TASK INSTRUCTIONS -
Copy out the whole Form 5500-EZ passage below word for word, without changing anything.

GIVEN PASSAGE -
====
7 Common Questions About 5500-EZ Filings

When you operate a Solo 401(k) plan that is truly self-directed, you act as the plan administrator. In that role, it is your responsibility to manage IRS filings, including Form 5500-EZ, Annual Return of a One-Participant Retirement Plan.
With a little preparation and know how, filing form 5500-EZ can be quite simple. Some Solo 401(k) holders perform their own filing, while others will ask their CPA for assistance.
Following are some of the most common questions surrounding form 5500-EZ.
1 – What is Form 5500-EZ?
The 5500 series of forms are informational returns designed by the Department of Labor to collect general information about retirement plans. This information is used to monitor the state of the retirement savings system and provide data that can be used to shape government policy.
The 5500-EZ is a simplified version of the form designed for owner-only businesses.
2 – Who Must File?
Employers who operate what the IRS refers to as a “one-participant” plan must file using form 5500-EZ.
A one-participant plan may provide benefits to an owner, the owner’s spouse, one or more business partners, and the spouse of a business partner.
A one-participant plan may not provide benefits to any non-owner employees.
A filing is not required unless the total plan assets during the plan year are $250,000 or more. For most all Solo 401(k) plan sponsors, the plan year and the calendar year are the same, with the plan year ending on December 31st.
A 5500-EZ must be filed for a final plan year when a plan is terminated.
3 – When to File?
The filing of form 5500-EZ is due on the last day of the 7th month from the end of the plan year.
Since most all Solo 401(k) sponsoring businesses operate on a calendar year, that means the filing is due the last day of July in the following year.
====
ENTRIES SHOWN -

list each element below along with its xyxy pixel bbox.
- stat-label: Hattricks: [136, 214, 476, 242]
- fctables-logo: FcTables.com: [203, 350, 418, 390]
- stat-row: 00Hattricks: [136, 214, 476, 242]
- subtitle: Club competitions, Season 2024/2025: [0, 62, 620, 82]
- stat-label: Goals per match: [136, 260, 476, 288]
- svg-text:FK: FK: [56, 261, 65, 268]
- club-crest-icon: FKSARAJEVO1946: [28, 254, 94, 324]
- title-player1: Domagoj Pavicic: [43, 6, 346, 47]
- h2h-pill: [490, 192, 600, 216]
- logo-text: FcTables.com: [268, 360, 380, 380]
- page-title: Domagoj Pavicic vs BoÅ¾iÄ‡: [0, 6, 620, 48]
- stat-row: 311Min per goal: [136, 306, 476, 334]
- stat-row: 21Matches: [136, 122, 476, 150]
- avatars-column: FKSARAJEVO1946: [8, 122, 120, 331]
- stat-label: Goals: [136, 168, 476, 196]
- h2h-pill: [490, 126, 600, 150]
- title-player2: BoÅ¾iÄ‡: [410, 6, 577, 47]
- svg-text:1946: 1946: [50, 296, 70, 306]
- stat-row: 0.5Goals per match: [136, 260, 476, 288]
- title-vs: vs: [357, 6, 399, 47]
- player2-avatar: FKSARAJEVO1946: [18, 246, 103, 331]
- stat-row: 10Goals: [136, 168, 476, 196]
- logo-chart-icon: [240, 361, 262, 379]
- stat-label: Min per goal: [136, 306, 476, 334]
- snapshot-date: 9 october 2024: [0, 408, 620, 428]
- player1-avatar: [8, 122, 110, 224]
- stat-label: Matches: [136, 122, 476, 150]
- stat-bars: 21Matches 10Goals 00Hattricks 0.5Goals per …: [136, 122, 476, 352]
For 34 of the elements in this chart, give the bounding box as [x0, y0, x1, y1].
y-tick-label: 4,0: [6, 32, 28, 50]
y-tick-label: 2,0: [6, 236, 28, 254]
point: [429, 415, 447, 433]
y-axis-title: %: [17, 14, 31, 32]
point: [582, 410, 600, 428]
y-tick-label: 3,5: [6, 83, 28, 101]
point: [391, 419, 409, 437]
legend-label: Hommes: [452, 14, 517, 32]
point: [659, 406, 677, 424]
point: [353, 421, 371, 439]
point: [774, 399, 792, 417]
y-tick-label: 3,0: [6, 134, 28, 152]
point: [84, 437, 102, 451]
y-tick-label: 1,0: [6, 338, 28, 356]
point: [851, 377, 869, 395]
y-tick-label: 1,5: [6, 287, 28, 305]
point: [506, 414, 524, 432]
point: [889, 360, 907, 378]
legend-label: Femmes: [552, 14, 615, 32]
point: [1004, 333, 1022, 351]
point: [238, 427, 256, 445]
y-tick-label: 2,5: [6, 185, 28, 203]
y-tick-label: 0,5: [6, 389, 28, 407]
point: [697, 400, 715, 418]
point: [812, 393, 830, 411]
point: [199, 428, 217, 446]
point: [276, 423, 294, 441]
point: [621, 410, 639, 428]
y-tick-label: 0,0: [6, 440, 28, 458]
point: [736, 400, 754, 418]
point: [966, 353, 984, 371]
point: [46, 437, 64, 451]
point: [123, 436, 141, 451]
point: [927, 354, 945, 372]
====
EXERCISE SOLUTION -
7 Common Questions About 5500-EZ Filings

When you operate a Solo 401(k) plan that is truly self-directed, you act as the plan administrator. In that role, it is your responsibility to manage IRS filings, including Form 5500-EZ, Annual Return of a One-Participant Retirement Plan.
With a little preparation and know how, filing form 5500-EZ can be quite simple. Some Solo 401(k) holders perform their own filing, while others will ask their CPA for assistance.
Following are some of the most common questions surrounding form 5500-EZ.
1 – What is Form 5500-EZ?
The 5500 series of forms are informational returns designed by the Department of Labor to collect general information about retirement plans. This information is used to monitor the state of the retirement savings system and provide data that can be used to shape government policy.
The 5500-EZ is a simplified version of the form designed for owner-only businesses.
2 – Who Must File?
Employers who operate what the IRS refers to as a “one-participant” plan must file using form 5500-EZ.
A one-participant plan may provide benefits to an owner, the owner’s spouse, one or more business partners, and the spouse of a business partner.
A one-participant plan may not provide benefits to any non-owner employees.
A filing is not required unless the total plan assets during the plan year are $250,000 or more. For most all Solo 401(k) plan sponsors, the plan year and the calendar year are the same, with the plan year ending on December 31st.
A 5500-EZ must be filed for a final plan year when a plan is terminated.
3 – When to File?
The filing of form 5500-EZ is due on the last day of the 7th month from the end of the plan year.
Since most all Solo 401(k) sponsoring businesses operate on a calendar year, that means the filing is due the last day of July in the following year.